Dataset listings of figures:

## START

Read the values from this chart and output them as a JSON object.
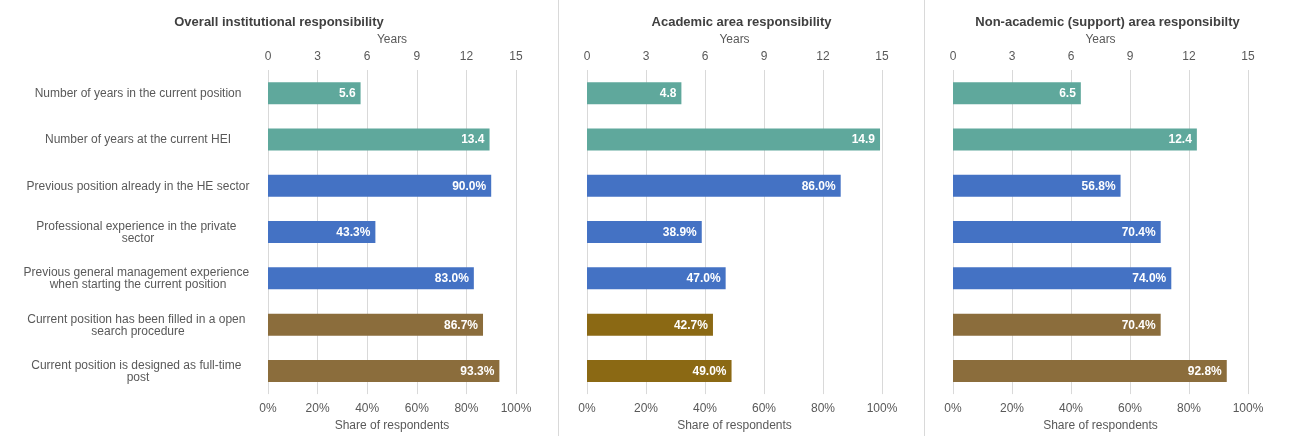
{
  "chart_data": [
    {
      "type": "bar",
      "orientation": "horizontal",
      "title": "Overall institutional responsibility",
      "xlabel": "Share of respondents",
      "x2label": "Years",
      "grid": "x",
      "categories": [
        "Number of years in the current position",
        "Number of years at the current HEI",
        "Previous position already in the HE sector",
        "Professional experience in the private sector",
        "Previous general management experience when starting the current position",
        "Current position has been filled in a open search procedure",
        "Current position is designed as full-time post"
      ],
      "xlim": [
        0,
        100
      ],
      "xticks": [
        {
          "value": 0,
          "label": "0%"
        },
        {
          "value": 20,
          "label": "20%"
        },
        {
          "value": 40,
          "label": "40%"
        },
        {
          "value": 60,
          "label": "60%"
        },
        {
          "value": 80,
          "label": "80%"
        },
        {
          "value": 100,
          "label": "100%"
        }
      ],
      "x2lim": [
        0,
        15
      ],
      "x2ticks": [
        0,
        3,
        6,
        9,
        12,
        15
      ],
      "series": [
        {
          "axis": "x2",
          "color": "#5fa89c",
          "values": [
            5.6,
            13.4,
            null,
            null,
            null,
            null,
            null
          ],
          "value_labels": [
            "5.6",
            "13.4",
            null,
            null,
            null,
            null,
            null
          ]
        },
        {
          "colors": [
            "#4472c4",
            "#4472c4",
            "#4472c4",
            "#4472c4",
            "#4472c4",
            "#8b6d3c",
            "#8b6d3c"
          ],
          "values": [
            null,
            null,
            90.0,
            43.3,
            83.0,
            86.7,
            93.3
          ],
          "value_labels": [
            null,
            null,
            "90.0%",
            "43.3%",
            "83.0%",
            "86.7%",
            "93.3%"
          ]
        }
      ]
    },
    {
      "type": "bar",
      "orientation": "horizontal",
      "title": "Academic area responsibility",
      "xlabel": "Share of respondents",
      "x2label": "Years",
      "grid": "x",
      "categories": [
        null,
        null,
        null,
        null,
        null,
        null,
        null
      ],
      "xlim": [
        0,
        100
      ],
      "xticks": [
        {
          "value": 0,
          "label": "0%"
        },
        {
          "value": 20,
          "label": "20%"
        },
        {
          "value": 40,
          "label": "40%"
        },
        {
          "value": 60,
          "label": "60%"
        },
        {
          "value": 80,
          "label": "80%"
        },
        {
          "value": 100,
          "label": "100%"
        }
      ],
      "x2lim": [
        0,
        15
      ],
      "x2ticks": [
        0,
        3,
        6,
        9,
        12,
        15
      ],
      "series": [
        {
          "axis": "x2",
          "color": "#5fa89c",
          "values": [
            4.8,
            14.9,
            null,
            null,
            null,
            null,
            null
          ],
          "value_labels": [
            "4.8",
            "14.9",
            null,
            null,
            null,
            null,
            null
          ]
        },
        {
          "colors": [
            "#4472c4",
            "#4472c4",
            "#4472c4",
            "#4472c4",
            "#4472c4",
            "#8b6914",
            "#8b6914"
          ],
          "values": [
            null,
            null,
            86.0,
            38.9,
            47.0,
            42.7,
            49.0
          ],
          "value_labels": [
            null,
            null,
            "86.0%",
            "38.9%",
            "47.0%",
            "42.7%",
            "49.0%"
          ]
        }
      ]
    },
    {
      "type": "bar",
      "orientation": "horizontal",
      "title": "Non-academic (support) area responsibilty",
      "xlabel": "Share of respondents",
      "x2label": "Years",
      "grid": "x",
      "categories": [
        null,
        null,
        null,
        null,
        null,
        null,
        null
      ],
      "xlim": [
        0,
        100
      ],
      "xticks": [
        {
          "value": 0,
          "label": "0%"
        },
        {
          "value": 20,
          "label": "20%"
        },
        {
          "value": 40,
          "label": "40%"
        },
        {
          "value": 60,
          "label": "60%"
        },
        {
          "value": 80,
          "label": "80%"
        },
        {
          "value": 100,
          "label": "100%"
        }
      ],
      "x2lim": [
        0,
        15
      ],
      "x2ticks": [
        0,
        3,
        6,
        9,
        12,
        15
      ],
      "series": [
        {
          "axis": "x2",
          "color": "#5fa89c",
          "values": [
            6.5,
            12.4,
            null,
            null,
            null,
            null,
            null
          ],
          "value_labels": [
            "6.5",
            "12.4",
            null,
            null,
            null,
            null,
            null
          ]
        },
        {
          "colors": [
            "#4472c4",
            "#4472c4",
            "#4472c4",
            "#4472c4",
            "#4472c4",
            "#8b6d3c",
            "#8b6d3c"
          ],
          "values": [
            null,
            null,
            56.8,
            70.4,
            74.0,
            70.4,
            92.8
          ],
          "value_labels": [
            null,
            null,
            "56.8%",
            "70.4%",
            "74.0%",
            "70.4%",
            "92.8%"
          ]
        }
      ]
    }
  ]
}
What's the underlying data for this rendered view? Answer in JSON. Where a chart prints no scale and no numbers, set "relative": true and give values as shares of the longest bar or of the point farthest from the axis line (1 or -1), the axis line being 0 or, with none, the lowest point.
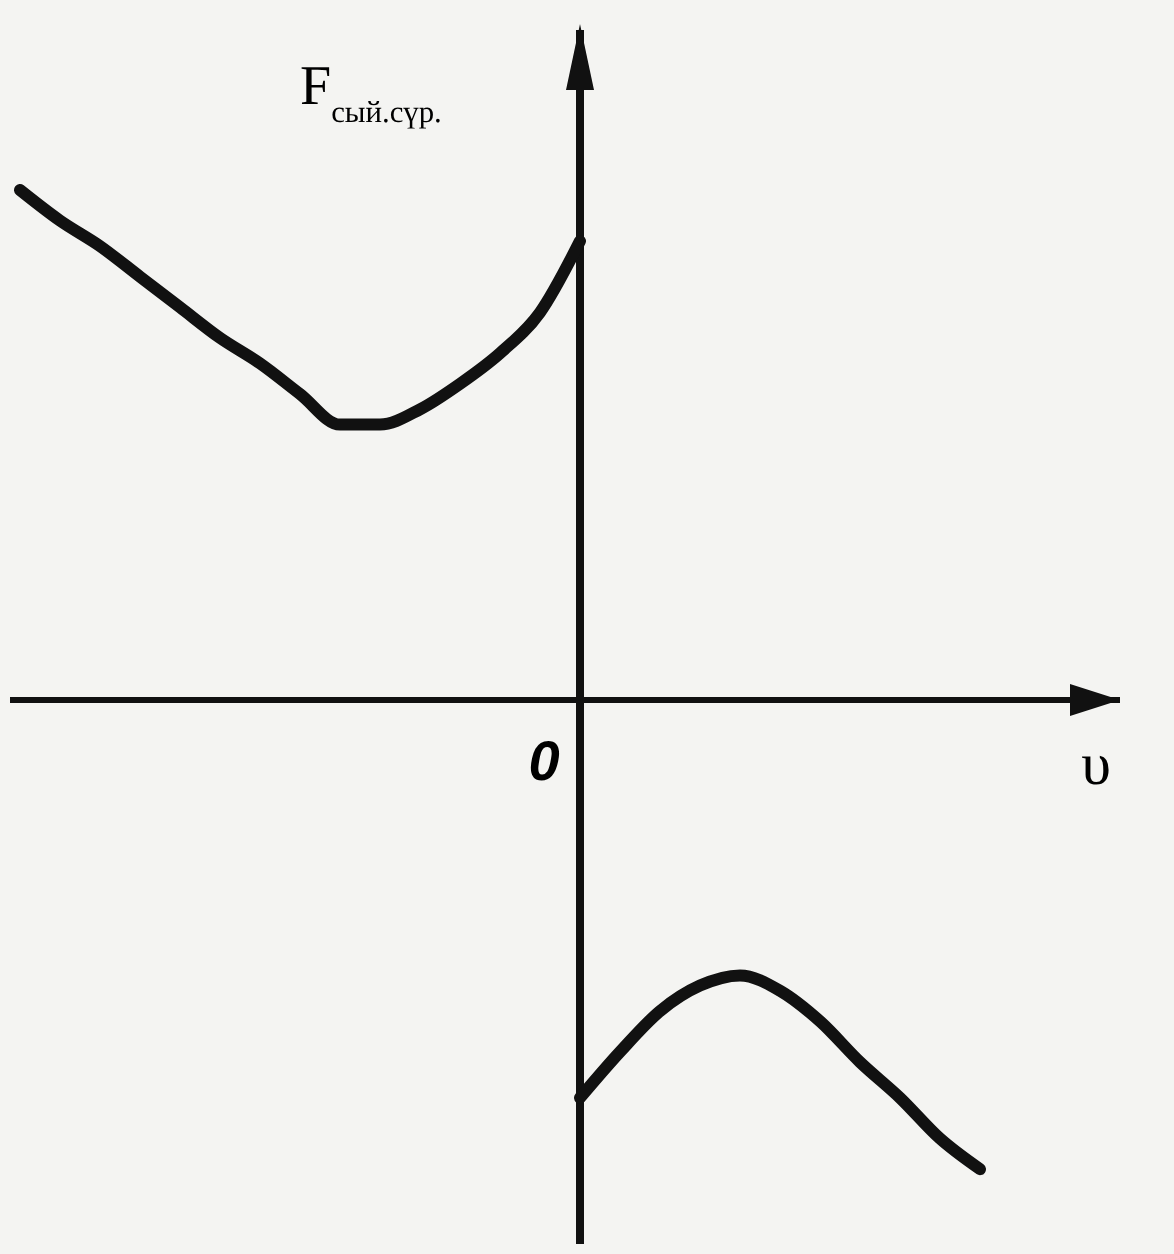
{
  "chart_data": {
    "type": "line",
    "relative": true,
    "annotations": [
      "0"
    ],
    "xlabel": "υ",
    "ylabel": "F$_{сый.сүр.}$",
    "categories": [
      null,
      null,
      null,
      null,
      null,
      null,
      null,
      null,
      null,
      null,
      null,
      null,
      null,
      null,
      null,
      null,
      null,
      null,
      null,
      null,
      null,
      null,
      null,
      null,
      null
    ],
    "series": [
      {
        "color": "#111111",
        "values": [
          1.0,
          0.94,
          0.89,
          0.83,
          0.77,
          0.71,
          0.66,
          0.6,
          0.54,
          0.54,
          0.57,
          0.62,
          0.68,
          0.76,
          0.9,
          null,
          null,
          null,
          null,
          null,
          null,
          null,
          null,
          null,
          null
        ]
      },
      {
        "color": "#111111",
        "values": [
          null,
          null,
          null,
          null,
          null,
          null,
          null,
          null,
          null,
          null,
          null,
          null,
          null,
          null,
          -0.78,
          -0.69,
          -0.61,
          -0.56,
          -0.54,
          -0.57,
          -0.63,
          -0.71,
          -0.78,
          -0.86,
          -0.92
        ]
      }
    ]
  }
}
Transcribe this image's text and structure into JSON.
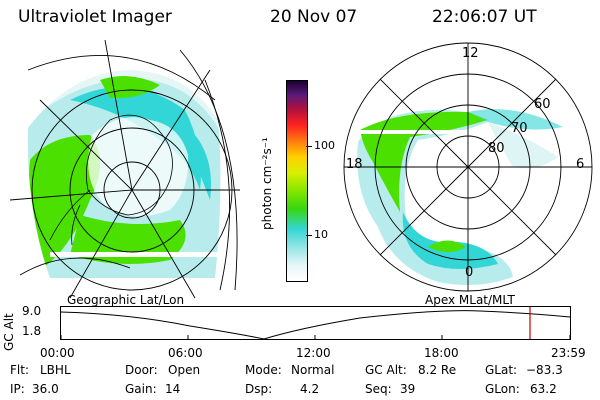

## END

REQUEST: Count the lines in the entries that hold the word "JSON", and give nothing but the total.

RESPONSE BELOW: 3